• [What you have to do]: Read the records below. Copy each line where the string "người" occurs.

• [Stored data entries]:
* * *

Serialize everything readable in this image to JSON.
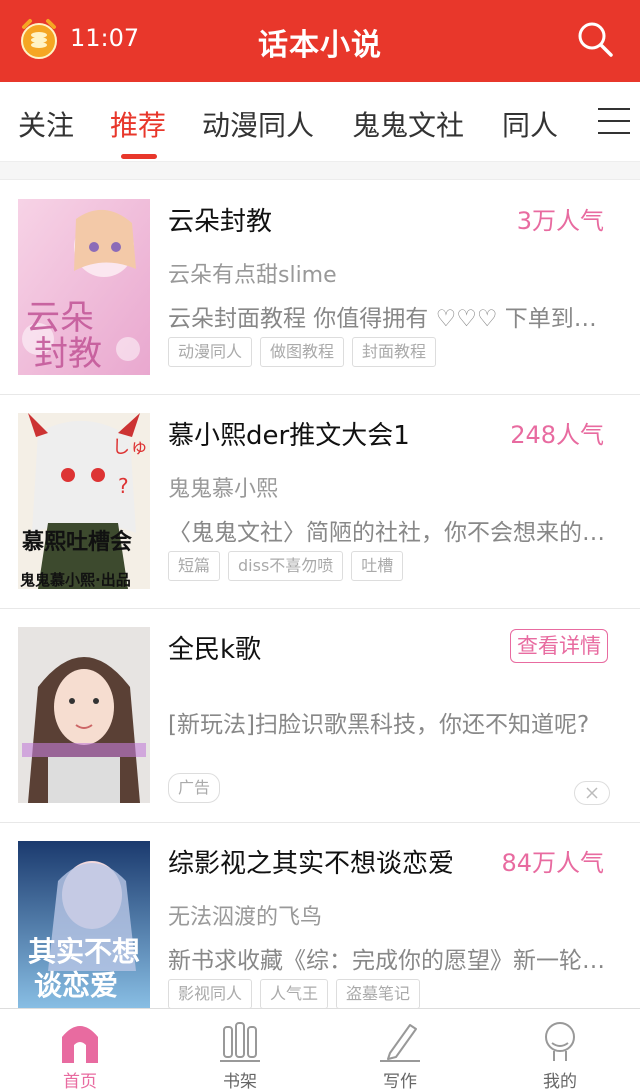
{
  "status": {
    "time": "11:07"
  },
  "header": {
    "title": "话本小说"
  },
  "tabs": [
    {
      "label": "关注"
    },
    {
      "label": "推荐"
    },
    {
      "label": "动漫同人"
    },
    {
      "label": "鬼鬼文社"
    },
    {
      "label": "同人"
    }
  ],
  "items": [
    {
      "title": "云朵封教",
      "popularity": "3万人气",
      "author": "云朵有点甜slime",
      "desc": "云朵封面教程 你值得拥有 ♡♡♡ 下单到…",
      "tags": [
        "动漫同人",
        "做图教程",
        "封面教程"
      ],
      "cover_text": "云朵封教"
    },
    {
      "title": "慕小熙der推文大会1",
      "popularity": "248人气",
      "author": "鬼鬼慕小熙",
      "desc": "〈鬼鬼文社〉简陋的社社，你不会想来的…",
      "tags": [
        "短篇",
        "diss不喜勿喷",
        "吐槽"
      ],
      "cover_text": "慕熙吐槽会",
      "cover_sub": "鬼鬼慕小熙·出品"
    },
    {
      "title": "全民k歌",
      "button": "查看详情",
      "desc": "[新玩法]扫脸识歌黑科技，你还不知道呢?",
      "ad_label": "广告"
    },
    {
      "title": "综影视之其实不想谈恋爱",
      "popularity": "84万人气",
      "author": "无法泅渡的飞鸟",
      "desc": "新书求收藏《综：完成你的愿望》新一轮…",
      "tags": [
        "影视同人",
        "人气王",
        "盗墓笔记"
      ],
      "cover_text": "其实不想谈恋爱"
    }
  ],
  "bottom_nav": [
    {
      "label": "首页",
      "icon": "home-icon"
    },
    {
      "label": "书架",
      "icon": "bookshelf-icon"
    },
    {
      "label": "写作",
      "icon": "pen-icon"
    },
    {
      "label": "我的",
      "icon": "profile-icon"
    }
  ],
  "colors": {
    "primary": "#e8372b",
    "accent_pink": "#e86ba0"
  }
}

* * *

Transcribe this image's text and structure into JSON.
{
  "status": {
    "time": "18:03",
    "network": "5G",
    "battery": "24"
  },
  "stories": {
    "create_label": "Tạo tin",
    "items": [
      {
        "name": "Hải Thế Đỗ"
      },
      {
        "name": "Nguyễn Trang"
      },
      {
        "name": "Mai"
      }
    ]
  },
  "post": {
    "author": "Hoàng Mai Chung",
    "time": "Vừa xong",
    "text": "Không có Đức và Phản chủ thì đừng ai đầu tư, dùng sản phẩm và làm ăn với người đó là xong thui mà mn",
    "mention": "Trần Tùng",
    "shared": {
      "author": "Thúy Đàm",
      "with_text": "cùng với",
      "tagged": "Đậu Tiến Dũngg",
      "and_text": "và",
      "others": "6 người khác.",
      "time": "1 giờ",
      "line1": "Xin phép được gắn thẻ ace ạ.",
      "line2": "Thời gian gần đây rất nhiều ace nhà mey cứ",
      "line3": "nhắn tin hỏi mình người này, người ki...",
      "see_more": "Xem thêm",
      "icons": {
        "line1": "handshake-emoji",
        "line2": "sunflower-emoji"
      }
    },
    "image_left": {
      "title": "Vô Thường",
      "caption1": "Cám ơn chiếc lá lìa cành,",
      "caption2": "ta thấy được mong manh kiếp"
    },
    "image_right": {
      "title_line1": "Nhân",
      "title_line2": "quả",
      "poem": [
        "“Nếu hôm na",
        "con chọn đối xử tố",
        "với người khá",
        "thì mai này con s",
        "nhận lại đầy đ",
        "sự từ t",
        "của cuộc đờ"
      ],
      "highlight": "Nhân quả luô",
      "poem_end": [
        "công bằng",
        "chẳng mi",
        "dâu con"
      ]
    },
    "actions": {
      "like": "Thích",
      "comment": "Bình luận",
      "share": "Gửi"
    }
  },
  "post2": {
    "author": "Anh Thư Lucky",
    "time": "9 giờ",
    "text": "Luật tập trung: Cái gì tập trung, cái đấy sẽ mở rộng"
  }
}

* * *

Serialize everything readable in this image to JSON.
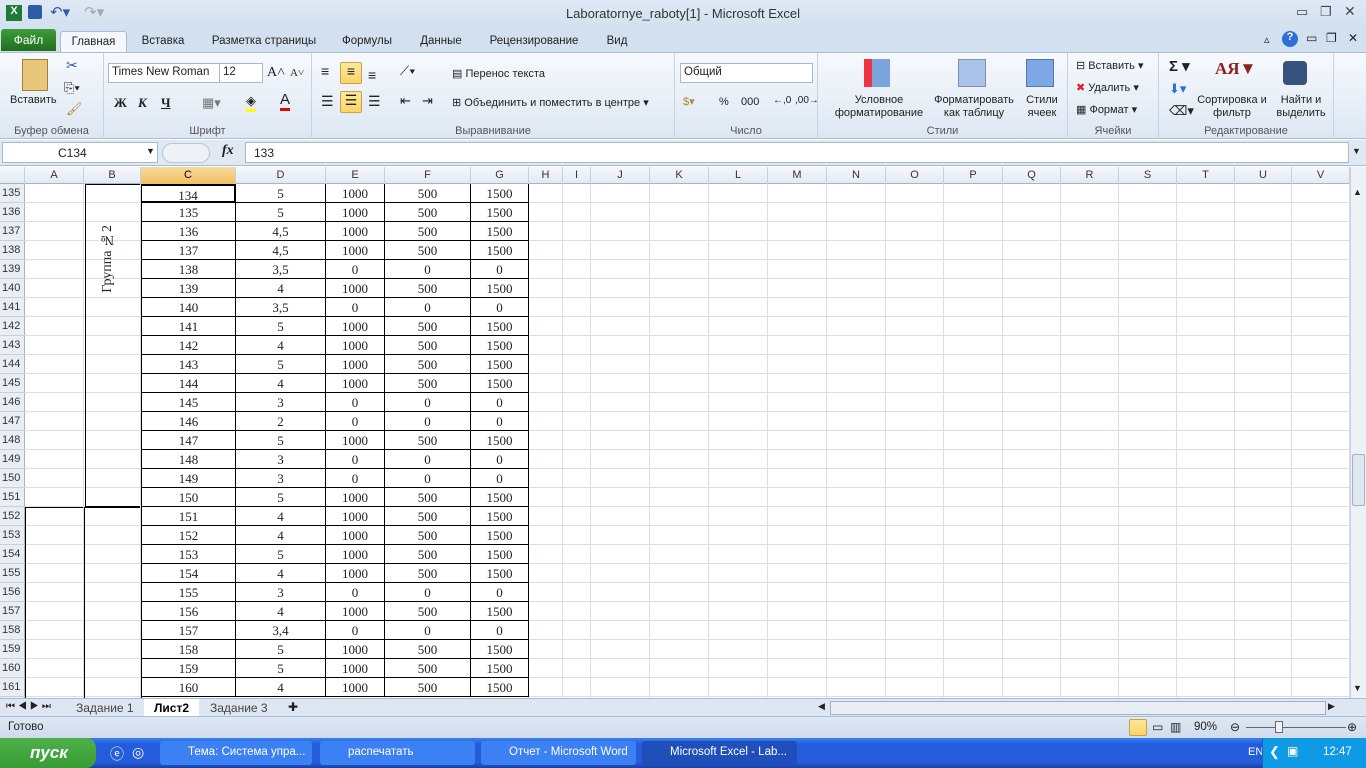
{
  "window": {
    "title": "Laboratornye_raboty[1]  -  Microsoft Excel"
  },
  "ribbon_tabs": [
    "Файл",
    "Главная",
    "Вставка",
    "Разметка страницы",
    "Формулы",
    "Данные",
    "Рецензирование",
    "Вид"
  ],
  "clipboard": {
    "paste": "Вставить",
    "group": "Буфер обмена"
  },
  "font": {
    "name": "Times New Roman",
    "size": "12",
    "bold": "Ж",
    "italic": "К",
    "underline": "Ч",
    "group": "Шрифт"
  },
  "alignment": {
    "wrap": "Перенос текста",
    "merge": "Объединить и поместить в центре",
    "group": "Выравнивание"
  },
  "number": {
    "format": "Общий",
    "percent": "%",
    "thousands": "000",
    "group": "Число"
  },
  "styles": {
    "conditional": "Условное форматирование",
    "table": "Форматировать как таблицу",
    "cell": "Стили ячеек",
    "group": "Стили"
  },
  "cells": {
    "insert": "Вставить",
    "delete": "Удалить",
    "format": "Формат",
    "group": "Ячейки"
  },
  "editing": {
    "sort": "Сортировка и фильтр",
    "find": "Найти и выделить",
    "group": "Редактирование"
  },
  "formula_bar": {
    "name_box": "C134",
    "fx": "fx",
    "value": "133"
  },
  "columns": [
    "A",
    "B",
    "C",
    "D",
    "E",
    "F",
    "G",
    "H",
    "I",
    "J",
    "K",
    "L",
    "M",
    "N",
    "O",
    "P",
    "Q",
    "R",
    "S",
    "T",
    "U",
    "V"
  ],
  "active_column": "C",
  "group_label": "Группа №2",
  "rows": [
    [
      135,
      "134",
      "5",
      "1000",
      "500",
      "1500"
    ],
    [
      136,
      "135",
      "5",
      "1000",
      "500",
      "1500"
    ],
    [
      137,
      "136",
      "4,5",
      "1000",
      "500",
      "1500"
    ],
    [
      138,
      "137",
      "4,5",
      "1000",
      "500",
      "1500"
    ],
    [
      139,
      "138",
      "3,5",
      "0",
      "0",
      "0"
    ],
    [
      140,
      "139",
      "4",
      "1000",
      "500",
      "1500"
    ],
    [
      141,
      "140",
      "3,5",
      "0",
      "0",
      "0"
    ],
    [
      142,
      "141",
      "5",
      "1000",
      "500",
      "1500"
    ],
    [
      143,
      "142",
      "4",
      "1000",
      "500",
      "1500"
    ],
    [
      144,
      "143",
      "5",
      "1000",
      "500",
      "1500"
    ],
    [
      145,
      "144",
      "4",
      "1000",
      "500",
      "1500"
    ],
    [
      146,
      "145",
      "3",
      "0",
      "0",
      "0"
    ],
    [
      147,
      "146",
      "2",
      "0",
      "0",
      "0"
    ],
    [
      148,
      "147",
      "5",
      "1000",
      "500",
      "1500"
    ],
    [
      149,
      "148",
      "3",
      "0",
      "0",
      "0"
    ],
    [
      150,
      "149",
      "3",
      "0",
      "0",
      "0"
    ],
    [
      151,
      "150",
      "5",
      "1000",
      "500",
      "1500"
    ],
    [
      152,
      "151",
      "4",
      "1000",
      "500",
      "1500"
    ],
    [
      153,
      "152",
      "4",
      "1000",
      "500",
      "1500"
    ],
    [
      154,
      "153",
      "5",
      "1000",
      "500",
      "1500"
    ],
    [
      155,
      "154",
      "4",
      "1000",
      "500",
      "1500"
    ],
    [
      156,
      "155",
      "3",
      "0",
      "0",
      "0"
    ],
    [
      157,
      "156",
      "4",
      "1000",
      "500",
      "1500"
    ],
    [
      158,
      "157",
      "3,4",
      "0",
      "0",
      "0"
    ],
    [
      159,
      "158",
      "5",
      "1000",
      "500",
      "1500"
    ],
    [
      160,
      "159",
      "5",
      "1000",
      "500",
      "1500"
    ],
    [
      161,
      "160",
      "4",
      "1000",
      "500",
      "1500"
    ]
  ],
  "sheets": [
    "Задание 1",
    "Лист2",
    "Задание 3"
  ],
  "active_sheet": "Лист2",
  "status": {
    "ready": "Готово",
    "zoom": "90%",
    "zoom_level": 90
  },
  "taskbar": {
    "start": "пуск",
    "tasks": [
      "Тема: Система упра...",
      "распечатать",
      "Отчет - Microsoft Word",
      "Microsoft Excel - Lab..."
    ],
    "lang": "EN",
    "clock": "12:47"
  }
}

* * *

• [Finished exercise]:
    "text": "Không có Đức và Phản chủ thì đừng ai đầu tư, dùng sản phẩm và làm ăn với người đó là xong thui mà mn",
      "others": "6 người khác.",
      "line3": "nhắn tin hỏi mình người này, người ki...",
        "với người khá",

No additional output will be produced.